▸ Task description: Copy out every record below, word for word.

▸ Dataset content:
* * *

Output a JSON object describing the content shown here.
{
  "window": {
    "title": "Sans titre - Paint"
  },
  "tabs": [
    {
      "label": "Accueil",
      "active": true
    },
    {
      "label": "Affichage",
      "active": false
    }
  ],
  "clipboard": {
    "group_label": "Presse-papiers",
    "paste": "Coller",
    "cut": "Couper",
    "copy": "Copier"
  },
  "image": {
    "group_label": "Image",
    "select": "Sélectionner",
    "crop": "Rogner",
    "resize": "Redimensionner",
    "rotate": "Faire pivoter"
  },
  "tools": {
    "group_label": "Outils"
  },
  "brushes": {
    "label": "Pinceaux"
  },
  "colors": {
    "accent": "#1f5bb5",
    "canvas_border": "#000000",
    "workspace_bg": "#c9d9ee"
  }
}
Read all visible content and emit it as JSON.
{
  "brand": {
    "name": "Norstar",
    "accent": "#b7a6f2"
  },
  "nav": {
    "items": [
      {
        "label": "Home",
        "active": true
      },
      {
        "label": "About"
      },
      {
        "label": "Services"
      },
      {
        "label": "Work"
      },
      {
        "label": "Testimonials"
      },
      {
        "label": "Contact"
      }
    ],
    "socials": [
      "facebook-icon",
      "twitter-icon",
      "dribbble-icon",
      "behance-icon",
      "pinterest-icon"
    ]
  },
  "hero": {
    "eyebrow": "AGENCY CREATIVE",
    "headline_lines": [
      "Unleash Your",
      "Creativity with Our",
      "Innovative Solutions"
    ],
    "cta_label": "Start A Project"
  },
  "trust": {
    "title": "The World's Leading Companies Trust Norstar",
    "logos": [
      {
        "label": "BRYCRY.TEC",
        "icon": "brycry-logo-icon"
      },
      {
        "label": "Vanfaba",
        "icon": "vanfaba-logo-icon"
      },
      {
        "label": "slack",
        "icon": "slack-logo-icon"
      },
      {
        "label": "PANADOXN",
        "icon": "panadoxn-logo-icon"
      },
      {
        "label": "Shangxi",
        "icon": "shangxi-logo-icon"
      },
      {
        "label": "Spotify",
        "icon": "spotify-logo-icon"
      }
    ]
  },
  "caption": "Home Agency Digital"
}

* * *

▸ Reply to the exercise:
Output a JSON object describing the content shown here.
{
  "window": {
    "title": "Sans titre - Paint"
  },
  "tabs": [
    {
      "label": "Accueil",
      "active": true
    },
    {
      "label": "Affichage",
      "active": false
    }
  ],
  "clipboard": {
    "group_label": "Presse-papiers",
    "paste": "Coller",
    "cut": "Couper",
    "copy": "Copier"
  },
  "image": {
    "group_label": "Image",
    "select": "Sélectionner",
    "crop": "Rogner",
    "resize": "Redimensionner",
    "rotate": "Faire pivoter"
  },
  "tools": {
    "group_label": "Outils"
  },
  "brushes": {
    "label": "Pinceaux"
  },
  "colors": {
    "accent": "#1f5bb5",
    "canvas_border": "#000000",
    "workspace_bg": "#c9d9ee"
  }
}
Read all visible content and emit it as JSON.
{
  "brand": {
    "name": "Norstar",
    "accent": "#b7a6f2"
  },
  "nav": {
    "items": [
      {
        "label": "Home",
        "active": true
      },
      {
        "label": "About"
      },
      {
        "label": "Services"
      },
      {
        "label": "Work"
      },
      {
        "label": "Testimonials"
      },
      {
        "label": "Contact"
      }
    ],
    "socials": [
      "facebook-icon",
      "twitter-icon",
      "dribbble-icon",
      "behance-icon",
      "pinterest-icon"
    ]
  },
  "hero": {
    "eyebrow": "AGENCY CREATIVE",
    "headline_lines": [
      "Unleash Your",
      "Creativity with Our",
      "Innovative Solutions"
    ],
    "cta_label": "Start A Project"
  },
  "trust": {
    "title": "The World's Leading Companies Trust Norstar",
    "logos": [
      {
        "label": "BRYCRY.TEC",
        "icon": "brycry-logo-icon"
      },
      {
        "label": "Vanfaba",
        "icon": "vanfaba-logo-icon"
      },
      {
        "label": "slack",
        "icon": "slack-logo-icon"
      },
      {
        "label": "PANADOXN",
        "icon": "panadoxn-logo-icon"
      },
      {
        "label": "Shangxi",
        "icon": "shangxi-logo-icon"
      },
      {
        "label": "Spotify",
        "icon": "spotify-logo-icon"
      }
    ]
  },
  "caption": "Home Agency Digital"
}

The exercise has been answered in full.